### Direction
Will you give the material below again, every line exactly as it is?

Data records
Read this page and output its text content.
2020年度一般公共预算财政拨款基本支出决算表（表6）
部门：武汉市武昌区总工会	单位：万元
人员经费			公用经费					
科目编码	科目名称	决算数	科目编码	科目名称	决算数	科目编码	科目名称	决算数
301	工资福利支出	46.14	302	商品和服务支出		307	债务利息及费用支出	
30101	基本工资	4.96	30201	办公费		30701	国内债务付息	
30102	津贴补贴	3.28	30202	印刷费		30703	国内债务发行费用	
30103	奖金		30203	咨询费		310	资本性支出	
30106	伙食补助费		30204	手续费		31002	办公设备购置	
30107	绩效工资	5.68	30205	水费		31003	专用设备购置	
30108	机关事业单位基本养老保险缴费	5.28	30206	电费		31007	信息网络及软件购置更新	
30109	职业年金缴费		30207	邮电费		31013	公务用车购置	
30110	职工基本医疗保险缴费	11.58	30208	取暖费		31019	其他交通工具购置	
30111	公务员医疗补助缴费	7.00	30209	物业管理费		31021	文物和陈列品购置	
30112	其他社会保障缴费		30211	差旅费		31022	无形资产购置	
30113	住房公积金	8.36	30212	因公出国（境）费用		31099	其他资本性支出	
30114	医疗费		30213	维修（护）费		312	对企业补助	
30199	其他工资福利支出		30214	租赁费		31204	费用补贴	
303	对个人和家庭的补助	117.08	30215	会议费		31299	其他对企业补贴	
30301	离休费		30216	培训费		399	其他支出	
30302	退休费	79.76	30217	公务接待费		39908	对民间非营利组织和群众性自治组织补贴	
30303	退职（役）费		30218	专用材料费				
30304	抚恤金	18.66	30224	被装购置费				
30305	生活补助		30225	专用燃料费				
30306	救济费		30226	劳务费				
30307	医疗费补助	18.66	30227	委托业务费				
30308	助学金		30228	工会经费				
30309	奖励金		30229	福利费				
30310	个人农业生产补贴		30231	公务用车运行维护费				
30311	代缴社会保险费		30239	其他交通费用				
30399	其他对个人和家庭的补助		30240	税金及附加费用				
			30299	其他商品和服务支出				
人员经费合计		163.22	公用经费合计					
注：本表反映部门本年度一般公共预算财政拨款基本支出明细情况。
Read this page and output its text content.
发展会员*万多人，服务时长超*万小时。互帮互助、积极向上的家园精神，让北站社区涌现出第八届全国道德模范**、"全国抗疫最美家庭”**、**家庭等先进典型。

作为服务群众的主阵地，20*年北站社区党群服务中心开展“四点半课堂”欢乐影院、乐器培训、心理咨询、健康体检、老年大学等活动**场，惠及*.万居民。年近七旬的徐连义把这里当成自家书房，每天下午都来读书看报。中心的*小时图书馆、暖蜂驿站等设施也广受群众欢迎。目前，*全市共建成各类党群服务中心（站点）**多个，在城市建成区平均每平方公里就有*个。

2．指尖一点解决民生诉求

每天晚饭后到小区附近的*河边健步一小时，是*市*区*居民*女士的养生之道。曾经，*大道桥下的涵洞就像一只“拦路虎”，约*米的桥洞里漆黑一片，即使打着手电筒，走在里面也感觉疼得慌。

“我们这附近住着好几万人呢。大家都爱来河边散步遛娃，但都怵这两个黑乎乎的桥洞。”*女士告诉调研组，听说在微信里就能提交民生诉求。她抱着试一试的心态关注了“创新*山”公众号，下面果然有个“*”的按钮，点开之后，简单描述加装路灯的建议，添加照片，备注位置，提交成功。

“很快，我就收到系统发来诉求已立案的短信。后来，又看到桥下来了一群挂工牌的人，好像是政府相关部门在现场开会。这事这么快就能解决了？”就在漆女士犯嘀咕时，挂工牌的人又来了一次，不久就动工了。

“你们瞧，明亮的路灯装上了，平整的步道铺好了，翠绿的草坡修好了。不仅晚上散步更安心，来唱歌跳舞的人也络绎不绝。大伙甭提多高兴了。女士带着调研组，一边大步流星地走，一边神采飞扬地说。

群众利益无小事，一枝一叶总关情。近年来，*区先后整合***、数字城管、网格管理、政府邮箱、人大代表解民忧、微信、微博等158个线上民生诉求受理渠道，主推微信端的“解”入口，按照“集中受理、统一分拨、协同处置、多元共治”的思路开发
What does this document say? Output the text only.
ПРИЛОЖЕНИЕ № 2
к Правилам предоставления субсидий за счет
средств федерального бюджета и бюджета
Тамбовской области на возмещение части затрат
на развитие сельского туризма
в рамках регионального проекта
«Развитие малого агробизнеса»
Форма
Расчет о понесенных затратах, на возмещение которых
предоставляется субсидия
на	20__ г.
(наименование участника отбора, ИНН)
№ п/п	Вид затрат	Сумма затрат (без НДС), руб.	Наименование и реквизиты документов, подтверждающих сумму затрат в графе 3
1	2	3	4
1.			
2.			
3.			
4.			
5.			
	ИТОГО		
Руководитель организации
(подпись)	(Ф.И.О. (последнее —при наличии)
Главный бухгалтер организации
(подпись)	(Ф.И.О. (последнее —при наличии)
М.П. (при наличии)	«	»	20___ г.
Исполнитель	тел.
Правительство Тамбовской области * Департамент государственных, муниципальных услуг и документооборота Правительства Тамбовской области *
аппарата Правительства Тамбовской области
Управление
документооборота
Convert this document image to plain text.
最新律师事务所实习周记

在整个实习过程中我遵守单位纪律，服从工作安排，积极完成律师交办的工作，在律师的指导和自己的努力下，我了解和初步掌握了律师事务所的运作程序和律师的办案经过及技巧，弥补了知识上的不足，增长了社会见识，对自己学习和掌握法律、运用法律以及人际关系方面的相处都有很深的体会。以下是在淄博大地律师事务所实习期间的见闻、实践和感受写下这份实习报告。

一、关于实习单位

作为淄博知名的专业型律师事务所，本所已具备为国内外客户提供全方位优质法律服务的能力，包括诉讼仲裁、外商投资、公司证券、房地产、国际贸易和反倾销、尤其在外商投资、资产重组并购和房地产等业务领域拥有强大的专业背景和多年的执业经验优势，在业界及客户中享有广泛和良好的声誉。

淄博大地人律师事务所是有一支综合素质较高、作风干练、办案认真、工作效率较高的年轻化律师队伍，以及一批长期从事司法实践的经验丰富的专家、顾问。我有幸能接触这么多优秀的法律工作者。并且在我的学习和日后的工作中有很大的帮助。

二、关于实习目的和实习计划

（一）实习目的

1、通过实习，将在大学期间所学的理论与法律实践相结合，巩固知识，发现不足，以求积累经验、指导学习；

### Expected output
Read this page and output its text content.
2020年度一般公共预算财政拨款基本支出决算表（表6）
部门：武汉市武昌区总工会	单位：万元
人员经费			公用经费					
科目编码	科目名称	决算数	科目编码	科目名称	决算数	科目编码	科目名称	决算数
301	工资福利支出	46.14	302	商品和服务支出		307	债务利息及费用支出	
30101	基本工资	4.96	30201	办公费		30701	国内债务付息	
30102	津贴补贴	3.28	30202	印刷费		30703	国内债务发行费用	
30103	奖金		30203	咨询费		310	资本性支出	
30106	伙食补助费		30204	手续费		31002	办公设备购置	
30107	绩效工资	5.68	30205	水费		31003	专用设备购置	
30108	机关事业单位基本养老保险缴费	5.28	30206	电费		31007	信息网络及软件购置更新	
30109	职业年金缴费		30207	邮电费		31013	公务用车购置	
30110	职工基本医疗保险缴费	11.58	30208	取暖费		31019	其他交通工具购置	
30111	公务员医疗补助缴费	7.00	30209	物业管理费		31021	文物和陈列品购置	
30112	其他社会保障缴费		30211	差旅费		31022	无形资产购置	
30113	住房公积金	8.36	30212	因公出国（境）费用		31099	其他资本性支出	
30114	医疗费		30213	维修（护）费		312	对企业补助	
30199	其他工资福利支出		30214	租赁费		31204	费用补贴	
303	对个人和家庭的补助	117.08	30215	会议费		31299	其他对企业补贴	
30301	离休费		30216	培训费		399	其他支出	
30302	退休费	79.76	30217	公务接待费		39908	对民间非营利组织和群众性自治组织补贴	
30303	退职（役）费		30218	专用材料费				
30304	抚恤金	18.66	30224	被装购置费				
30305	生活补助		30225	专用燃料费				
30306	救济费		30226	劳务费				
30307	医疗费补助	18.66	30227	委托业务费				
30308	助学金		30228	工会经费				
30309	奖励金		30229	福利费				
30310	个人农业生产补贴		30231	公务用车运行维护费				
30311	代缴社会保险费		30239	其他交通费用				
30399	其他对个人和家庭的补助		30240	税金及附加费用				
			30299	其他商品和服务支出				
人员经费合计		163.22	公用经费合计					
注：本表反映部门本年度一般公共预算财政拨款基本支出明细情况。
Read this page and output its text content.
发展会员*万多人，服务时长超*万小时。互帮互助、积极向上的家园精神，让北站社区涌现出第八届全国道德模范**、"全国抗疫最美家庭”**、**家庭等先进典型。

作为服务群众的主阵地，20*年北站社区党群服务中心开展“四点半课堂”欢乐影院、乐器培训、心理咨询、健康体检、老年大学等活动**场，惠及*.万居民。年近七旬的徐连义把这里当成自家书房，每天下午都来读书看报。中心的*小时图书馆、暖蜂驿站等设施也广受群众欢迎。目前，*全市共建成各类党群服务中心（站点）**多个，在城市建成区平均每平方公里就有*个。

2．指尖一点解决民生诉求

每天晚饭后到小区附近的*河边健步一小时，是*市*区*居民*女士的养生之道。曾经，*大道桥下的涵洞就像一只“拦路虎”，约*米的桥洞里漆黑一片，即使打着手电筒，走在里面也感觉疼得慌。

“我们这附近住着好几万人呢。大家都爱来河边散步遛娃，但都怵这两个黑乎乎的桥洞。”*女士告诉调研组，听说在微信里就能提交民生诉求。她抱着试一试的心态关注了“创新*山”公众号，下面果然有个“*”的按钮，点开之后，简单描述加装路灯的建议，添加照片，备注位置，提交成功。

“很快，我就收到系统发来诉求已立案的短信。后来，又看到桥下来了一群挂工牌的人，好像是政府相关部门在现场开会。这事这么快就能解决了？”就在漆女士犯嘀咕时，挂工牌的人又来了一次，不久就动工了。

“你们瞧，明亮的路灯装上了，平整的步道铺好了，翠绿的草坡修好了。不仅晚上散步更安心，来唱歌跳舞的人也络绎不绝。大伙甭提多高兴了。女士带着调研组，一边大步流星地走，一边神采飞扬地说。

群众利益无小事，一枝一叶总关情。近年来，*区先后整合***、数字城管、网格管理、政府邮箱、人大代表解民忧、微信、微博等158个线上民生诉求受理渠道，主推微信端的“解”入口，按照“集中受理、统一分拨、协同处置、多元共治”的思路开发
What does this document say? Output the text only.
ПРИЛОЖЕНИЕ № 2
к Правилам предоставления субсидий за счет
средств федерального бюджета и бюджета
Тамбовской области на возмещение части затрат
на развитие сельского туризма
в рамках регионального проекта
«Развитие малого агробизнеса»
Форма
Расчет о понесенных затратах, на возмещение которых
предоставляется субсидия
на	20__ г.
(наименование участника отбора, ИНН)
№ п/п	Вид затрат	Сумма затрат (без НДС), руб.	Наименование и реквизиты документов, подтверждающих сумму затрат в графе 3
1	2	3	4
1.			
2.			
3.			
4.			
5.			
	ИТОГО		
Руководитель организации
(подпись)	(Ф.И.О. (последнее —при наличии)
Главный бухгалтер организации
(подпись)	(Ф.И.О. (последнее —при наличии)
М.П. (при наличии)	«	»	20___ г.
Исполнитель	тел.
Правительство Тамбовской области * Департамент государственных, муниципальных услуг и документооборота Правительства Тамбовской области *
аппарата Правительства Тамбовской области
Управление
документооборота
Convert this document image to plain text.
最新律师事务所实习周记

在整个实习过程中我遵守单位纪律，服从工作安排，积极完成律师交办的工作，在律师的指导和自己的努力下，我了解和初步掌握了律师事务所的运作程序和律师的办案经过及技巧，弥补了知识上的不足，增长了社会见识，对自己学习和掌握法律、运用法律以及人际关系方面的相处都有很深的体会。以下是在淄博大地律师事务所实习期间的见闻、实践和感受写下这份实习报告。

一、关于实习单位

作为淄博知名的专业型律师事务所，本所已具备为国内外客户提供全方位优质法律服务的能力，包括诉讼仲裁、外商投资、公司证券、房地产、国际贸易和反倾销、尤其在外商投资、资产重组并购和房地产等业务领域拥有强大的专业背景和多年的执业经验优势，在业界及客户中享有广泛和良好的声誉。

淄博大地人律师事务所是有一支综合素质较高、作风干练、办案认真、工作效率较高的年轻化律师队伍，以及一批长期从事司法实践的经验丰富的专家、顾问。我有幸能接触这么多优秀的法律工作者。并且在我的学习和日后的工作中有很大的帮助。

二、关于实习目的和实习计划

（一）实习目的

1、通过实习，将在大学期间所学的理论与法律实践相结合，巩固知识，发现不足，以求积累经验、指导学习；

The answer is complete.